[Some records]
*****

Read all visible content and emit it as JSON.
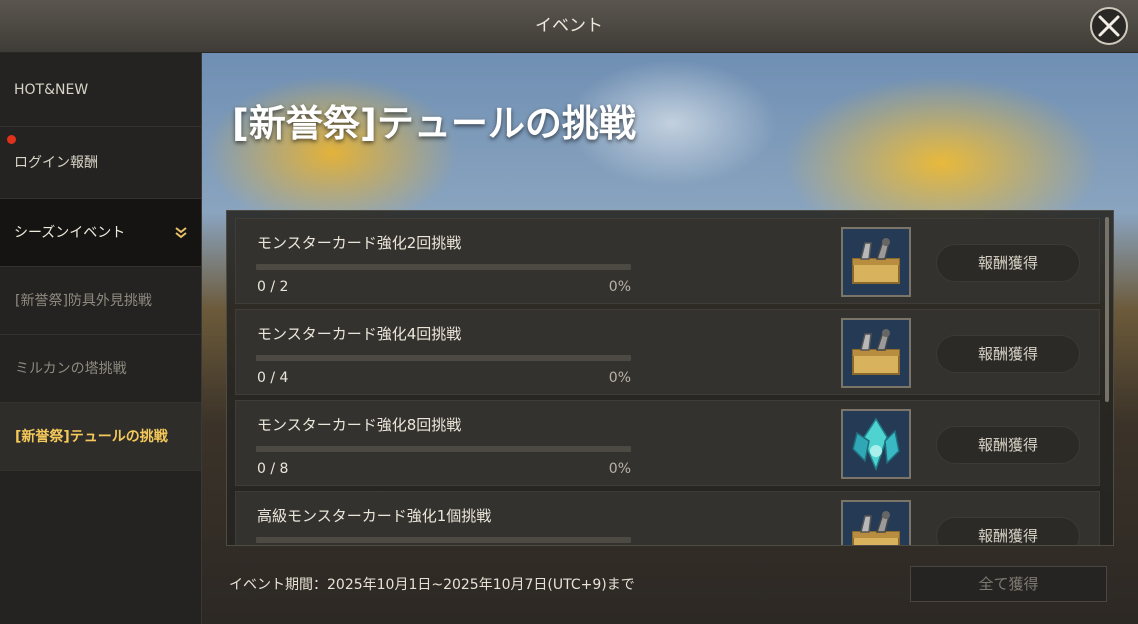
{
  "window": {
    "title": "イベント",
    "close_icon": "close-icon"
  },
  "sidebar": {
    "items": [
      {
        "label": "HOT&NEW"
      },
      {
        "label": "ログイン報酬",
        "notification_dot": true
      },
      {
        "label": "シーズンイベント",
        "icon": "chevron-down-icon"
      },
      {
        "label": "[新誉祭]防具外見挑戦"
      },
      {
        "label": "ミルカンの塔挑戦"
      },
      {
        "label": "[新誉祭]テュールの挑戦",
        "selected": true
      }
    ]
  },
  "event": {
    "title": "[新誉祭]テュールの挑戦",
    "missions": [
      {
        "name": "モンスターカード強化2回挑戦",
        "progress": "0 / 2",
        "percent": "0%",
        "percent_value": 0,
        "reward_icon": "toolbox-icon",
        "button_label": "報酬獲得"
      },
      {
        "name": "モンスターカード強化4回挑戦",
        "progress": "0 / 4",
        "percent": "0%",
        "percent_value": 0,
        "reward_icon": "toolbox-icon",
        "button_label": "報酬獲得"
      },
      {
        "name": "モンスターカード強化8回挑戦",
        "progress": "0 / 8",
        "percent": "0%",
        "percent_value": 0,
        "reward_icon": "crystal-icon",
        "button_label": "報酬獲得"
      },
      {
        "name": "高級モンスターカード強化1個挑戦",
        "reward_icon": "toolbox-icon",
        "button_label": "報酬獲得"
      }
    ],
    "period": "イベント期間：2025年10月1日~2025年10月7日(UTC+9)まで",
    "claim_all_label": "全て獲得"
  },
  "colors": {
    "accent": "#f4c95a",
    "notification": "#e0311b"
  }
}
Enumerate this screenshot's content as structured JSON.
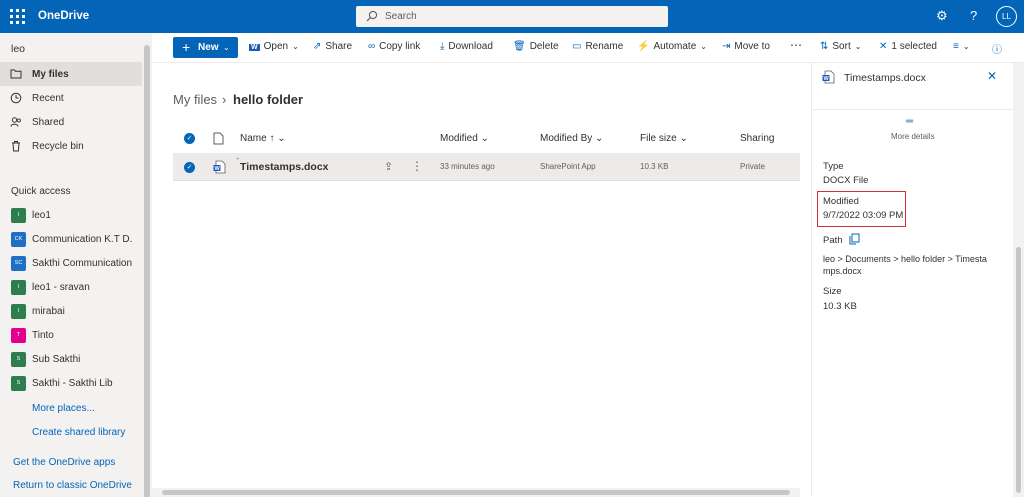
{
  "app": {
    "name": "OneDrive"
  },
  "search": {
    "placeholder": "Search"
  },
  "header": {
    "avatar_initials": "LL"
  },
  "nav": {
    "user": "leo",
    "items": [
      {
        "label": "My files",
        "selected": true
      },
      {
        "label": "Recent"
      },
      {
        "label": "Shared"
      },
      {
        "label": "Recycle bin"
      }
    ],
    "quick_access_title": "Quick access",
    "quick_access": [
      {
        "label": "leo1",
        "initials": "l",
        "color": "#2e7d4f"
      },
      {
        "label": "Communication K.T D...",
        "initials": "CK",
        "color": "#1f6fc5"
      },
      {
        "label": "Sakthi Communication",
        "initials": "SC",
        "color": "#1f6fc5"
      },
      {
        "label": "leo1 - sravan",
        "initials": "l",
        "color": "#2e7d4f"
      },
      {
        "label": "mirabai",
        "initials": "I",
        "color": "#2e7d4f"
      },
      {
        "label": "Tinto",
        "initials": "T",
        "color": "#e3008c"
      },
      {
        "label": "Sub Sakthi",
        "initials": "S",
        "color": "#2e7d4f"
      },
      {
        "label": "Sakthi - Sakthi Lib",
        "initials": "S",
        "color": "#2e7d4f"
      }
    ],
    "more_places": "More places...",
    "create_library": "Create shared library",
    "get_apps": "Get the OneDrive apps",
    "return_classic": "Return to classic OneDrive"
  },
  "commands": {
    "new": "New",
    "open": "Open",
    "share": "Share",
    "copy_link": "Copy link",
    "download": "Download",
    "delete": "Delete",
    "rename": "Rename",
    "automate": "Automate",
    "move_to": "Move to",
    "sort": "Sort",
    "selected": "1 selected"
  },
  "breadcrumb": {
    "root": "My files",
    "current": "hello folder"
  },
  "columns": {
    "name": "Name",
    "modified": "Modified",
    "modified_by": "Modified By",
    "file_size": "File size",
    "sharing": "Sharing"
  },
  "files": [
    {
      "name": "Timestamps.docx",
      "modified": "33 minutes ago",
      "modified_by": "SharePoint App",
      "size": "10.3 KB",
      "sharing": "Private"
    }
  ],
  "details": {
    "file_name": "Timestamps.docx",
    "more_details": "More details",
    "type_label": "Type",
    "type_value": "DOCX File",
    "modified_label": "Modified",
    "modified_value": "9/7/2022 03:09 PM",
    "path_label": "Path",
    "path_line1": "leo  >  Documents  >  hello folder  >  Timesta",
    "path_line2": "mps.docx",
    "size_label": "Size",
    "size_value": "10.3 KB"
  },
  "colors": {
    "brand": "#0364b8",
    "highlight": "#d13438"
  }
}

*****

## STATED TASK
Transcribe the whole listing exactly. Pictures stay out of your copy.

## RIGHT ANSWER
Read all visible content and emit it as JSON.
{
  "window": {
    "title": "イベント",
    "close_icon": "close-icon"
  },
  "sidebar": {
    "items": [
      {
        "label": "HOT&NEW"
      },
      {
        "label": "ログイン報酬",
        "notification_dot": true
      },
      {
        "label": "シーズンイベント",
        "icon": "chevron-down-icon"
      },
      {
        "label": "[新誉祭]防具外見挑戦"
      },
      {
        "label": "ミルカンの塔挑戦"
      },
      {
        "label": "[新誉祭]テュールの挑戦",
        "selected": true
      }
    ]
  },
  "event": {
    "title": "[新誉祭]テュールの挑戦",
    "missions": [
      {
        "name": "モンスターカード強化2回挑戦",
        "progress": "0 / 2",
        "percent": "0%",
        "percent_value": 0,
        "reward_icon": "toolbox-icon",
        "button_label": "報酬獲得"
      },
      {
        "name": "モンスターカード強化4回挑戦",
        "progress": "0 / 4",
        "percent": "0%",
        "percent_value": 0,
        "reward_icon": "toolbox-icon",
        "button_label": "報酬獲得"
      },
      {
        "name": "モンスターカード強化8回挑戦",
        "progress": "0 / 8",
        "percent": "0%",
        "percent_value": 0,
        "reward_icon": "crystal-icon",
        "button_label": "報酬獲得"
      },
      {
        "name": "高級モンスターカード強化1個挑戦",
        "reward_icon": "toolbox-icon",
        "button_label": "報酬獲得"
      }
    ],
    "period": "イベント期間：2025年10月1日~2025年10月7日(UTC+9)まで",
    "claim_all_label": "全て獲得"
  },
  "colors": {
    "accent": "#f4c95a",
    "notification": "#e0311b"
  }
}
Enumerate this screenshot's content as structured JSON.
{
  "app": {
    "name": "OneDrive"
  },
  "search": {
    "placeholder": "Search"
  },
  "header": {
    "avatar_initials": "LL"
  },
  "nav": {
    "user": "leo",
    "items": [
      {
        "label": "My files",
        "selected": true
      },
      {
        "label": "Recent"
      },
      {
        "label": "Shared"
      },
      {
        "label": "Recycle bin"
      }
    ],
    "quick_access_title": "Quick access",
    "quick_access": [
      {
        "label": "leo1",
        "initials": "l",
        "color": "#2e7d4f"
      },
      {
        "label": "Communication K.T D...",
        "initials": "CK",
        "color": "#1f6fc5"
      },
      {
        "label": "Sakthi Communication",
        "initials": "SC",
        "color": "#1f6fc5"
      },
      {
        "label": "leo1 - sravan",
        "initials": "l",
        "color": "#2e7d4f"
      },
      {
        "label": "mirabai",
        "initials": "I",
        "color": "#2e7d4f"
      },
      {
        "label": "Tinto",
        "initials": "T",
        "color": "#e3008c"
      },
      {
        "label": "Sub Sakthi",
        "initials": "S",
        "color": "#2e7d4f"
      },
      {
        "label": "Sakthi - Sakthi Lib",
        "initials": "S",
        "color": "#2e7d4f"
      }
    ],
    "more_places": "More places...",
    "create_library": "Create shared library",
    "get_apps": "Get the OneDrive apps",
    "return_classic": "Return to classic OneDrive"
  },
  "commands": {
    "new": "New",
    "open": "Open",
    "share": "Share",
    "copy_link": "Copy link",
    "download": "Download",
    "delete": "Delete",
    "rename": "Rename",
    "automate": "Automate",
    "move_to": "Move to",
    "sort": "Sort",
    "selected": "1 selected"
  },
  "breadcrumb": {
    "root": "My files",
    "current": "hello folder"
  },
  "columns": {
    "name": "Name",
    "modified": "Modified",
    "modified_by": "Modified By",
    "file_size": "File size",
    "sharing": "Sharing"
  },
  "files": [
    {
      "name": "Timestamps.docx",
      "modified": "33 minutes ago",
      "modified_by": "SharePoint App",
      "size": "10.3 KB",
      "sharing": "Private"
    }
  ],
  "details": {
    "file_name": "Timestamps.docx",
    "more_details": "More details",
    "type_label": "Type",
    "type_value": "DOCX File",
    "modified_label": "Modified",
    "modified_value": "9/7/2022 03:09 PM",
    "path_label": "Path",
    "path_line1": "leo  >  Documents  >  hello folder  >  Timesta",
    "path_line2": "mps.docx",
    "size_label": "Size",
    "size_value": "10.3 KB"
  },
  "colors": {
    "brand": "#0364b8",
    "highlight": "#d13438"
  }
}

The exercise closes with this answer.